Stated goal: Reproduce the listing that follows with no differences at all.

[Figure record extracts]
══════

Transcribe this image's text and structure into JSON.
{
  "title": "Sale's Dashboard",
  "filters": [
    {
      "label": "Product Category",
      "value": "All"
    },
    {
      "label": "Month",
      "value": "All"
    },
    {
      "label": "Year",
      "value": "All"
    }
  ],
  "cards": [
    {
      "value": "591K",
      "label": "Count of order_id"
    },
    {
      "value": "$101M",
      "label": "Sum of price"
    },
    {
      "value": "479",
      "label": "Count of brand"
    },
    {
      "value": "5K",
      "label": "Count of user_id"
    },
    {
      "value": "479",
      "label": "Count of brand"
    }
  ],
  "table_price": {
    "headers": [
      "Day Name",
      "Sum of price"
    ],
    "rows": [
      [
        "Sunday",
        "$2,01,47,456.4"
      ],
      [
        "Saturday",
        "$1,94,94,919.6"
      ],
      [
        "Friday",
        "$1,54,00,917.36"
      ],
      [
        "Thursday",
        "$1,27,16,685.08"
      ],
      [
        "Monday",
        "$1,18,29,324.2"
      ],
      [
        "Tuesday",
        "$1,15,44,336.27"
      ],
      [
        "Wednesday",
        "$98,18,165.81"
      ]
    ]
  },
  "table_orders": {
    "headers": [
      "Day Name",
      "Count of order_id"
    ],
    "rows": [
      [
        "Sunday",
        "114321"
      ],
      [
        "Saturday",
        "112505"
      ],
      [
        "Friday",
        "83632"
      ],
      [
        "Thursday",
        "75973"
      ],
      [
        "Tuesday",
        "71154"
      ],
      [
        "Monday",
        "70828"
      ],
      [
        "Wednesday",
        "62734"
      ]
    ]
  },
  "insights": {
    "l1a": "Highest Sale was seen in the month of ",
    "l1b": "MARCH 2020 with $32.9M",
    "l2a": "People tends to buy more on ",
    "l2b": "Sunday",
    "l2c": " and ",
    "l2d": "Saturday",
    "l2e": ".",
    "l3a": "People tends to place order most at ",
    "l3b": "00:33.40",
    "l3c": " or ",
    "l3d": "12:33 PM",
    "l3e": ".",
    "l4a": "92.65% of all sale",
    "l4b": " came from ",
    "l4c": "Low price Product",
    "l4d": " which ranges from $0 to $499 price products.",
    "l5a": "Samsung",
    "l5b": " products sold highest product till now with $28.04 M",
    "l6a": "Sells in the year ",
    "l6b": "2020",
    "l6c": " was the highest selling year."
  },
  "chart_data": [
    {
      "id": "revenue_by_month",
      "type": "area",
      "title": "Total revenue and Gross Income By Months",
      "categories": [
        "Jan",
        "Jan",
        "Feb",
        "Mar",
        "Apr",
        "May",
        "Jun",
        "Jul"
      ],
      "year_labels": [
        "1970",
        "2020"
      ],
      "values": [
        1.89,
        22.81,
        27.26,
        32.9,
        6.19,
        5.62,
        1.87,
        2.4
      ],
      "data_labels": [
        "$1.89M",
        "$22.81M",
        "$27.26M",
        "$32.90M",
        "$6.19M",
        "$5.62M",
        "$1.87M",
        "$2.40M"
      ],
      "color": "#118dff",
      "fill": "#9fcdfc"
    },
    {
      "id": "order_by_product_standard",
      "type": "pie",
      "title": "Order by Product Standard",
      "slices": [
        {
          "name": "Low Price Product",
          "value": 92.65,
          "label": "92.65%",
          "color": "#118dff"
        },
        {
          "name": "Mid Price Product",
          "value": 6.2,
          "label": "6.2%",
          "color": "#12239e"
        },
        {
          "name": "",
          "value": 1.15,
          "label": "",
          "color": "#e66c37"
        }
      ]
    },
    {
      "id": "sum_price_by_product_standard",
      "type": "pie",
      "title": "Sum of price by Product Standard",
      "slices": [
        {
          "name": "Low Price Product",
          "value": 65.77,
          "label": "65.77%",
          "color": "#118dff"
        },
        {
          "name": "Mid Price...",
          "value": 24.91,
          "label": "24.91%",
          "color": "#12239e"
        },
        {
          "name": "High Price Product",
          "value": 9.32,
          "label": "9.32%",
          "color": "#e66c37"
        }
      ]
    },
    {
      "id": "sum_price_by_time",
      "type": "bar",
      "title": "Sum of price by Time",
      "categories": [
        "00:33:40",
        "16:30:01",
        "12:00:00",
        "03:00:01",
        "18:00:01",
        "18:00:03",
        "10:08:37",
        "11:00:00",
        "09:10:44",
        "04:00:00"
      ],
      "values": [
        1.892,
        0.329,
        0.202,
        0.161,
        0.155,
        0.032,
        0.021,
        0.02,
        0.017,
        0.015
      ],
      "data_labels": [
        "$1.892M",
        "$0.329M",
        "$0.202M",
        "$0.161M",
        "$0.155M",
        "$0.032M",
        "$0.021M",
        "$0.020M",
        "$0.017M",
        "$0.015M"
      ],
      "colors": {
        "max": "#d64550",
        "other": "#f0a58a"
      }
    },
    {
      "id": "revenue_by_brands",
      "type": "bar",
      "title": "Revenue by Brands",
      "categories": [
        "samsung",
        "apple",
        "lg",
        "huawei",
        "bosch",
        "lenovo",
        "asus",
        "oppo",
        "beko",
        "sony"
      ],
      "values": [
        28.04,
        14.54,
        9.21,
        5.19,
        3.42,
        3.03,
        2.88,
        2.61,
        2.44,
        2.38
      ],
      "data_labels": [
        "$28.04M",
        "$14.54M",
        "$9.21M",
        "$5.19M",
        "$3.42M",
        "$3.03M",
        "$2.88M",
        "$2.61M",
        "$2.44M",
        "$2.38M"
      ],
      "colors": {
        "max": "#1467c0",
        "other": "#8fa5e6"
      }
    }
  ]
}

══════

Solution to the problem:
Transcribe this image's text and structure into JSON.
{
  "title": "Sale's Dashboard",
  "filters": [
    {
      "label": "Product Category",
      "value": "All"
    },
    {
      "label": "Month",
      "value": "All"
    },
    {
      "label": "Year",
      "value": "All"
    }
  ],
  "cards": [
    {
      "value": "591K",
      "label": "Count of order_id"
    },
    {
      "value": "$101M",
      "label": "Sum of price"
    },
    {
      "value": "479",
      "label": "Count of brand"
    },
    {
      "value": "5K",
      "label": "Count of user_id"
    },
    {
      "value": "479",
      "label": "Count of brand"
    }
  ],
  "table_price": {
    "headers": [
      "Day Name",
      "Sum of price"
    ],
    "rows": [
      [
        "Sunday",
        "$2,01,47,456.4"
      ],
      [
        "Saturday",
        "$1,94,94,919.6"
      ],
      [
        "Friday",
        "$1,54,00,917.36"
      ],
      [
        "Thursday",
        "$1,27,16,685.08"
      ],
      [
        "Monday",
        "$1,18,29,324.2"
      ],
      [
        "Tuesday",
        "$1,15,44,336.27"
      ],
      [
        "Wednesday",
        "$98,18,165.81"
      ]
    ]
  },
  "table_orders": {
    "headers": [
      "Day Name",
      "Count of order_id"
    ],
    "rows": [
      [
        "Sunday",
        "114321"
      ],
      [
        "Saturday",
        "112505"
      ],
      [
        "Friday",
        "83632"
      ],
      [
        "Thursday",
        "75973"
      ],
      [
        "Tuesday",
        "71154"
      ],
      [
        "Monday",
        "70828"
      ],
      [
        "Wednesday",
        "62734"
      ]
    ]
  },
  "insights": {
    "l1a": "Highest Sale was seen in the month of ",
    "l1b": "MARCH 2020 with $32.9M",
    "l2a": "People tends to buy more on ",
    "l2b": "Sunday",
    "l2c": " and ",
    "l2d": "Saturday",
    "l2e": ".",
    "l3a": "People tends to place order most at ",
    "l3b": "00:33.40",
    "l3c": " or ",
    "l3d": "12:33 PM",
    "l3e": ".",
    "l4a": "92.65% of all sale",
    "l4b": " came from ",
    "l4c": "Low price Product",
    "l4d": " which ranges from $0 to $499 price products.",
    "l5a": "Samsung",
    "l5b": " products sold highest product till now with $28.04 M",
    "l6a": "Sells in the year ",
    "l6b": "2020",
    "l6c": " was the highest selling year."
  },
  "chart_data": [
    {
      "id": "revenue_by_month",
      "type": "area",
      "title": "Total revenue and Gross Income By Months",
      "categories": [
        "Jan",
        "Jan",
        "Feb",
        "Mar",
        "Apr",
        "May",
        "Jun",
        "Jul"
      ],
      "year_labels": [
        "1970",
        "2020"
      ],
      "values": [
        1.89,
        22.81,
        27.26,
        32.9,
        6.19,
        5.62,
        1.87,
        2.4
      ],
      "data_labels": [
        "$1.89M",
        "$22.81M",
        "$27.26M",
        "$32.90M",
        "$6.19M",
        "$5.62M",
        "$1.87M",
        "$2.40M"
      ],
      "color": "#118dff",
      "fill": "#9fcdfc"
    },
    {
      "id": "order_by_product_standard",
      "type": "pie",
      "title": "Order by Product Standard",
      "slices": [
        {
          "name": "Low Price Product",
          "value": 92.65,
          "label": "92.65%",
          "color": "#118dff"
        },
        {
          "name": "Mid Price Product",
          "value": 6.2,
          "label": "6.2%",
          "color": "#12239e"
        },
        {
          "name": "",
          "value": 1.15,
          "label": "",
          "color": "#e66c37"
        }
      ]
    },
    {
      "id": "sum_price_by_product_standard",
      "type": "pie",
      "title": "Sum of price by Product Standard",
      "slices": [
        {
          "name": "Low Price Product",
          "value": 65.77,
          "label": "65.77%",
          "color": "#118dff"
        },
        {
          "name": "Mid Price...",
          "value": 24.91,
          "label": "24.91%",
          "color": "#12239e"
        },
        {
          "name": "High Price Product",
          "value": 9.32,
          "label": "9.32%",
          "color": "#e66c37"
        }
      ]
    },
    {
      "id": "sum_price_by_time",
      "type": "bar",
      "title": "Sum of price by Time",
      "categories": [
        "00:33:40",
        "16:30:01",
        "12:00:00",
        "03:00:01",
        "18:00:01",
        "18:00:03",
        "10:08:37",
        "11:00:00",
        "09:10:44",
        "04:00:00"
      ],
      "values": [
        1.892,
        0.329,
        0.202,
        0.161,
        0.155,
        0.032,
        0.021,
        0.02,
        0.017,
        0.015
      ],
      "data_labels": [
        "$1.892M",
        "$0.329M",
        "$0.202M",
        "$0.161M",
        "$0.155M",
        "$0.032M",
        "$0.021M",
        "$0.020M",
        "$0.017M",
        "$0.015M"
      ],
      "colors": {
        "max": "#d64550",
        "other": "#f0a58a"
      }
    },
    {
      "id": "revenue_by_brands",
      "type": "bar",
      "title": "Revenue by Brands",
      "categories": [
        "samsung",
        "apple",
        "lg",
        "huawei",
        "bosch",
        "lenovo",
        "asus",
        "oppo",
        "beko",
        "sony"
      ],
      "values": [
        28.04,
        14.54,
        9.21,
        5.19,
        3.42,
        3.03,
        2.88,
        2.61,
        2.44,
        2.38
      ],
      "data_labels": [
        "$28.04M",
        "$14.54M",
        "$9.21M",
        "$5.19M",
        "$3.42M",
        "$3.03M",
        "$2.88M",
        "$2.61M",
        "$2.44M",
        "$2.38M"
      ],
      "colors": {
        "max": "#1467c0",
        "other": "#8fa5e6"
      }
    }
  ]
}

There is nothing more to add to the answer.